▶ What you need to do:
A. Which directors are named in the film reviews?
B. Can you continue the film reviews from where they stop?

▶ Excerpt provided:
— begin —

By Dawn’s Early Light (1990) - Director: Jack Sholder - 7/10 - Most of the film is incredibly well-paced and executed for a TV movie, but it seems as though screenwriters ran out of ideas towards the end which is a bit of shame. The film captures the volatile atmosphere of doomsday as well as the impeding nuclear Armageddon incredibly well. The whole affair feels fairly realistic and relatively engaging most of the time, however, it all gradually deteriorates into the out-of-focus hokum which attempts to portray POTUS’s actions, the trial of pilots flying a bomber with nuclear missiles on board and a myriad of other stuff simultaneously. Not only is this endeavor to encompass a number of subplots too ambitious for a project like that (or cliched, depending on the way you look at it), but also the plot devolves into this pointless exercise in multilayered narrative that is more successfully explored in bigger blockbuster productions. It is truly a pity. Had it been purely about the moral dilemmas and the despair of pilots ordered to pulverize Russia with nukes, the film would’ve worked much better. It’s still a pretty nifty HBO thriller, but it could’ve been something truly special.

Fear (1990) - Director: Rockne S. O’Bannon - 3/10 - I’m not sure what to say about this one. It’s a film about a psychic who is capable of telepathically connecting with concurrently occurring murders as well as recreating past phenomena in her mind. She uses her powers to help police with multiple investigations until one day she connects with a killer who is a psychic himself and yearns to share his exaltation at the act of murder, gloating over his victims’ fear. The premise is quite splendid and some ideas are pretty intriguing, notwithstanding, the rendition proves to be utterly atrocious. Many scenes suffer from abominable acting and the direction fails on so many levels that it effectively prostrates the whole effort. The discomfort one may feel while watching this crap is comparable to one’s indigestion or nausea rather than a palpable sense of dread.

Heat (1995) - Director: Michael Mann - 9/10 -> 10/10 - A re-watch.

The Terminator (1984) - Director: James Cameron - 9/10 -> 10/10 - A re-watch.

— end —

▶ Dataset entries:
— begin —

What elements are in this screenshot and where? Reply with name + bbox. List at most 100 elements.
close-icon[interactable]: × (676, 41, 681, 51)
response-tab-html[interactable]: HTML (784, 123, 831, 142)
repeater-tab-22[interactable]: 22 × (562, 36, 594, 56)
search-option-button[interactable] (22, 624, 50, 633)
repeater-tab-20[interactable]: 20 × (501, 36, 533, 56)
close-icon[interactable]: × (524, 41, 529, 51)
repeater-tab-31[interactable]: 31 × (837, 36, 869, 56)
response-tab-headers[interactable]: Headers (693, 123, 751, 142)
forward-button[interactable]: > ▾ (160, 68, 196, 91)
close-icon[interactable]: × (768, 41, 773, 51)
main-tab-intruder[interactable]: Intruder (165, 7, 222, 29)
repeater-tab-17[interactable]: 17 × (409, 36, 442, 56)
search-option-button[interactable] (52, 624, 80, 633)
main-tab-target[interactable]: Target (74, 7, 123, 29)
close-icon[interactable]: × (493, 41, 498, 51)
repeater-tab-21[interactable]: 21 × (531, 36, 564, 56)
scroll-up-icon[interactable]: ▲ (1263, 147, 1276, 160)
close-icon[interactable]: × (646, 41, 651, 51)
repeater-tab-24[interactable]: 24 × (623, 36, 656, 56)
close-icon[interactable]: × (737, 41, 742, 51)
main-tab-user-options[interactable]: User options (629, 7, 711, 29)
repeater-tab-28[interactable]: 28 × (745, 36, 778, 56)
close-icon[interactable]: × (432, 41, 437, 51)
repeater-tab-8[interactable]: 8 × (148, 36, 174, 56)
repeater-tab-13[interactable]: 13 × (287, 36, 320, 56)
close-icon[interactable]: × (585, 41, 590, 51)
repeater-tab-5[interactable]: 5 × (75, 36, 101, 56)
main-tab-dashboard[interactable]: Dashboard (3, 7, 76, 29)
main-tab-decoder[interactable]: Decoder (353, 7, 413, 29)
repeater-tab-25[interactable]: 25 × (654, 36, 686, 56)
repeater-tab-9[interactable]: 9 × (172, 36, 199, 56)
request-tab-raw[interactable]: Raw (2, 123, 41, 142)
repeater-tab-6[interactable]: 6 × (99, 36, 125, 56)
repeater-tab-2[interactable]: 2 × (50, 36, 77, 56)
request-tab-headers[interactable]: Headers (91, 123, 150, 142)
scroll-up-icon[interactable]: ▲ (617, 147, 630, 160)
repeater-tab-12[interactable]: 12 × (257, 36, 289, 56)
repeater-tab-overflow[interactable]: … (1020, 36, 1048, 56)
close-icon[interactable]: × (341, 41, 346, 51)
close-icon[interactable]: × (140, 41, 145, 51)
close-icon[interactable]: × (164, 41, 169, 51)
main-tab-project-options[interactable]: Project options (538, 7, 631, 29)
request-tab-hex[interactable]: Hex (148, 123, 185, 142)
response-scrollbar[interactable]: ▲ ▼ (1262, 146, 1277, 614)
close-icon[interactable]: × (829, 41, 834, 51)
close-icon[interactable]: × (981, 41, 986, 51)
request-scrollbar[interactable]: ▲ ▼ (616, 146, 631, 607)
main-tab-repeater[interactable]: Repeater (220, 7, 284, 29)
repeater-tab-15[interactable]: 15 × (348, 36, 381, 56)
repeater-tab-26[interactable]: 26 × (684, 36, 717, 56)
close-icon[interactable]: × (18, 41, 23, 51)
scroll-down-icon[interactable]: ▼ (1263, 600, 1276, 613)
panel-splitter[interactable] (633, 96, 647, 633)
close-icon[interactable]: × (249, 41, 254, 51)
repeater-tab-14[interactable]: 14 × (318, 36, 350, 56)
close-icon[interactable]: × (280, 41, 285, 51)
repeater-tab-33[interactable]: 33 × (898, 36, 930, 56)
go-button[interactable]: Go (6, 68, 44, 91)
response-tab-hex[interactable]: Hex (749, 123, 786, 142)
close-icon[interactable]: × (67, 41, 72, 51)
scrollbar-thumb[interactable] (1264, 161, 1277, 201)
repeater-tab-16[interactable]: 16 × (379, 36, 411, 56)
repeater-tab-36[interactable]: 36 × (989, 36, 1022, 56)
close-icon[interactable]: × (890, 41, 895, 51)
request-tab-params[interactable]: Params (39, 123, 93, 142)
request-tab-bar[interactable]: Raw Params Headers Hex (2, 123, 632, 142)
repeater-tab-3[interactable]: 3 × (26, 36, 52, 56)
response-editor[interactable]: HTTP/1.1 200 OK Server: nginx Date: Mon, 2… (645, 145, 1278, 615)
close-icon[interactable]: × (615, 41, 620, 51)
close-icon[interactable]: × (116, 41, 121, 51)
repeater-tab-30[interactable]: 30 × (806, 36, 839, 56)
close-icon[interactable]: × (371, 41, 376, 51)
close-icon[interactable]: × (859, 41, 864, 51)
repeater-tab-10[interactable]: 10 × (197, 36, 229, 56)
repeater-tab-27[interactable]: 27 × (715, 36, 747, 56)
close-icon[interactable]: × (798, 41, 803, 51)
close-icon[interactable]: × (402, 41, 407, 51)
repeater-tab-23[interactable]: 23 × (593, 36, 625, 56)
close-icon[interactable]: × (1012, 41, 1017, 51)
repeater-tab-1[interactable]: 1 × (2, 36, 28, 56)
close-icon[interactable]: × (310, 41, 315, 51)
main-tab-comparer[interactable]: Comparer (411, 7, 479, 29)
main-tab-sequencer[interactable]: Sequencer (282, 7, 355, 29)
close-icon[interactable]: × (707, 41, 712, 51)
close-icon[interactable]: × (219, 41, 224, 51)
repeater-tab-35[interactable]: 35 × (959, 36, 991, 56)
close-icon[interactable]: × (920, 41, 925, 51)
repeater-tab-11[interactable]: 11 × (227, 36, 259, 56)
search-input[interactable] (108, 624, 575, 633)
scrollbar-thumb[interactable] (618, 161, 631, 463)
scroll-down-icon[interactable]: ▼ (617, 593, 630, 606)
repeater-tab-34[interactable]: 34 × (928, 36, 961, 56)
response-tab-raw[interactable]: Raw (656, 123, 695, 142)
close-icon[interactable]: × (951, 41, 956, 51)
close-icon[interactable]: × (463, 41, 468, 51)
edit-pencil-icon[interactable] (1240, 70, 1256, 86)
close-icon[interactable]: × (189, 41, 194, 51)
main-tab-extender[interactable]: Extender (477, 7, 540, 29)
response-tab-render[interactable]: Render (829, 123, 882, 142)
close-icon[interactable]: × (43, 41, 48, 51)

— end —

▶ Per-task outputs:
A. Jack Sholder, Rockne S. O’Bannon, Michael Mann, James Cameron

B.
Kiss Me a Killer (1991) - Director: Marcus DeLeon - 2/10 - I’m not sure what this thing is supposed to be and I’m not certain whether the director fully knows either. It is too superficial in its content or form to be called a fully-fledged neo-noir. Its hopelessly crude premise functions more as a pretext to embark on a streak of semi-sultry scenes rather than constitutes a potential point of departure for some compelling drama. Nonetheless, it is not brazen enough to be categorized as a full-blown skin flick either and it doesn’t work in this regard unless you’re a world champion in this discipline and if you cannot rub the meat under 5 seconds which is how long its softcore sequences last. It is fairly salient the pic was made on a bit of a shoestring, for most of the movie was filmed basically in a handful of locations. Kiss Me a Killer looks incredibly grubby which is not to say that it has a gritty appearance: it simply looks like shit. The budgetary constraints are amplified by film’s drab direction that cannot lift the work from the mire of mediocrity. The opus (if you can call it that) has just about enough plot to be recognized as a motion picture, nevertheless, it feels more like a series of loosely slapped together snapshots portraying the Latino subculture which is embellished with an occasional nip slip. I could make jokes about film’s technical inadequacies all day, but there are more important things to do.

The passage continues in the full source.